Here are some records. Copy each one exactly.

(Stored data)
- - -
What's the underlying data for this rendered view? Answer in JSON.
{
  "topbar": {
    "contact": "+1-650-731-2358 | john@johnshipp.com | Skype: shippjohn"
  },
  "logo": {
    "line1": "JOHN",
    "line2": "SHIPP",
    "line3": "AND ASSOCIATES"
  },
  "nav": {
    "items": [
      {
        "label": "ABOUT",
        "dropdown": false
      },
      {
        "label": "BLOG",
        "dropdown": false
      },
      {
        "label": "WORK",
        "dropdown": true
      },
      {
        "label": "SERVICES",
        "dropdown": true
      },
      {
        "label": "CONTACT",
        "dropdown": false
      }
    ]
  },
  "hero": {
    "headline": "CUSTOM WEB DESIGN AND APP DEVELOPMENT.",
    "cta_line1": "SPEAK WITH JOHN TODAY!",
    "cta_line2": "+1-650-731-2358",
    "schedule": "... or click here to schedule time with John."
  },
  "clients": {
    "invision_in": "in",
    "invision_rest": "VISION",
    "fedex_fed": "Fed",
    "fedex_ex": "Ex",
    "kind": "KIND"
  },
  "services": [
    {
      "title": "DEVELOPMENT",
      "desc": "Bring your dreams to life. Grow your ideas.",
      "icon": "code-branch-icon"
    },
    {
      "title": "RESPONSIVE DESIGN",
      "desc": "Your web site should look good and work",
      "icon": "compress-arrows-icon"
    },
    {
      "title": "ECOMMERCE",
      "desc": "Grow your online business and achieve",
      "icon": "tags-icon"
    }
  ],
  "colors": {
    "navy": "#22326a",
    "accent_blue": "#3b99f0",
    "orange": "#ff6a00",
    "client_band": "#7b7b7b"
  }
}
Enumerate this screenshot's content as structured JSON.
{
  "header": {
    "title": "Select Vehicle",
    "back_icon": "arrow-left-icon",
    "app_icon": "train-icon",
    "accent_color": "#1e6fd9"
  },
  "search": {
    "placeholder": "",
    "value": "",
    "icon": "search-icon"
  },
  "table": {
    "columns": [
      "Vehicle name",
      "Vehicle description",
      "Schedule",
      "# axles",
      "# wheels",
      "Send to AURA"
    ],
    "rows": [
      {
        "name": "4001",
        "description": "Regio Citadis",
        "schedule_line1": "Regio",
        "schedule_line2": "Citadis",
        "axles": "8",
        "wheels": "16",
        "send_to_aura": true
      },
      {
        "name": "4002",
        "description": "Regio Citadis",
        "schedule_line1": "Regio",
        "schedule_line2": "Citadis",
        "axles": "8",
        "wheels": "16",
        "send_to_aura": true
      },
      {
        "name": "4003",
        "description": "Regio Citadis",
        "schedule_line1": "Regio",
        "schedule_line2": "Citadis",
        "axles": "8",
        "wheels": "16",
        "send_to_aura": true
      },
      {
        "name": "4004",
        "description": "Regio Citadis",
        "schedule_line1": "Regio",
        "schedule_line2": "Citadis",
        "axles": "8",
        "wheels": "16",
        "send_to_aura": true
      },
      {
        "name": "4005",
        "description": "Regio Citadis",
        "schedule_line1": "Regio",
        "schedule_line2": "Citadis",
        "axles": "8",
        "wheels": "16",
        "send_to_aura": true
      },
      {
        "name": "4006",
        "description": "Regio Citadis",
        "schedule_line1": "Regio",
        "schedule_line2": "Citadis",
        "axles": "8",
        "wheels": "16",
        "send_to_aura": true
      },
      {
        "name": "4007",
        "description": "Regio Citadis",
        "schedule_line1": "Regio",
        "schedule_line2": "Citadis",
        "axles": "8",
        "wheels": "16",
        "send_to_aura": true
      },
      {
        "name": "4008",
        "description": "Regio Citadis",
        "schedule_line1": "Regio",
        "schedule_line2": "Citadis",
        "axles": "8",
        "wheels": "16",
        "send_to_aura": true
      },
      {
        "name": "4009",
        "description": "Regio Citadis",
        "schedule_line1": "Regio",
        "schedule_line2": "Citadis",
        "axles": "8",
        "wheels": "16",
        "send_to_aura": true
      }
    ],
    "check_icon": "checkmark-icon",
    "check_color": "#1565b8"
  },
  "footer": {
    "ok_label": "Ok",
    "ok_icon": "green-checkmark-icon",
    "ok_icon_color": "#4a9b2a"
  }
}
- - -
*OUTPUT FOR THIS TASK*:
What's the underlying data for this rendered view? Answer in JSON.
{
  "topbar": {
    "contact": "+1-650-731-2358 | john@johnshipp.com | Skype: shippjohn"
  },
  "logo": {
    "line1": "JOHN",
    "line2": "SHIPP",
    "line3": "AND ASSOCIATES"
  },
  "nav": {
    "items": [
      {
        "label": "ABOUT",
        "dropdown": false
      },
      {
        "label": "BLOG",
        "dropdown": false
      },
      {
        "label": "WORK",
        "dropdown": true
      },
      {
        "label": "SERVICES",
        "dropdown": true
      },
      {
        "label": "CONTACT",
        "dropdown": false
      }
    ]
  },
  "hero": {
    "headline": "CUSTOM WEB DESIGN AND APP DEVELOPMENT.",
    "cta_line1": "SPEAK WITH JOHN TODAY!",
    "cta_line2": "+1-650-731-2358",
    "schedule": "... or click here to schedule time with John."
  },
  "clients": {
    "invision_in": "in",
    "invision_rest": "VISION",
    "fedex_fed": "Fed",
    "fedex_ex": "Ex",
    "kind": "KIND"
  },
  "services": [
    {
      "title": "DEVELOPMENT",
      "desc": "Bring your dreams to life. Grow your ideas.",
      "icon": "code-branch-icon"
    },
    {
      "title": "RESPONSIVE DESIGN",
      "desc": "Your web site should look good and work",
      "icon": "compress-arrows-icon"
    },
    {
      "title": "ECOMMERCE",
      "desc": "Grow your online business and achieve",
      "icon": "tags-icon"
    }
  ],
  "colors": {
    "navy": "#22326a",
    "accent_blue": "#3b99f0",
    "orange": "#ff6a00",
    "client_band": "#7b7b7b"
  }
}
Enumerate this screenshot's content as structured JSON.
{
  "header": {
    "title": "Select Vehicle",
    "back_icon": "arrow-left-icon",
    "app_icon": "train-icon",
    "accent_color": "#1e6fd9"
  },
  "search": {
    "placeholder": "",
    "value": "",
    "icon": "search-icon"
  },
  "table": {
    "columns": [
      "Vehicle name",
      "Vehicle description",
      "Schedule",
      "# axles",
      "# wheels",
      "Send to AURA"
    ],
    "rows": [
      {
        "name": "4001",
        "description": "Regio Citadis",
        "schedule_line1": "Regio",
        "schedule_line2": "Citadis",
        "axles": "8",
        "wheels": "16",
        "send_to_aura": true
      },
      {
        "name": "4002",
        "description": "Regio Citadis",
        "schedule_line1": "Regio",
        "schedule_line2": "Citadis",
        "axles": "8",
        "wheels": "16",
        "send_to_aura": true
      },
      {
        "name": "4003",
        "description": "Regio Citadis",
        "schedule_line1": "Regio",
        "schedule_line2": "Citadis",
        "axles": "8",
        "wheels": "16",
        "send_to_aura": true
      },
      {
        "name": "4004",
        "description": "Regio Citadis",
        "schedule_line1": "Regio",
        "schedule_line2": "Citadis",
        "axles": "8",
        "wheels": "16",
        "send_to_aura": true
      },
      {
        "name": "4005",
        "description": "Regio Citadis",
        "schedule_line1": "Regio",
        "schedule_line2": "Citadis",
        "axles": "8",
        "wheels": "16",
        "send_to_aura": true
      },
      {
        "name": "4006",
        "description": "Regio Citadis",
        "schedule_line1": "Regio",
        "schedule_line2": "Citadis",
        "axles": "8",
        "wheels": "16",
        "send_to_aura": true
      },
      {
        "name": "4007",
        "description": "Regio Citadis",
        "schedule_line1": "Regio",
        "schedule_line2": "Citadis",
        "axles": "8",
        "wheels": "16",
        "send_to_aura": true
      },
      {
        "name": "4008",
        "description": "Regio Citadis",
        "schedule_line1": "Regio",
        "schedule_line2": "Citadis",
        "axles": "8",
        "wheels": "16",
        "send_to_aura": true
      },
      {
        "name": "4009",
        "description": "Regio Citadis",
        "schedule_line1": "Regio",
        "schedule_line2": "Citadis",
        "axles": "8",
        "wheels": "16",
        "send_to_aura": true
      }
    ],
    "check_icon": "checkmark-icon",
    "check_color": "#1565b8"
  },
  "footer": {
    "ok_label": "Ok",
    "ok_icon": "green-checkmark-icon",
    "ok_icon_color": "#4a9b2a"
  }
}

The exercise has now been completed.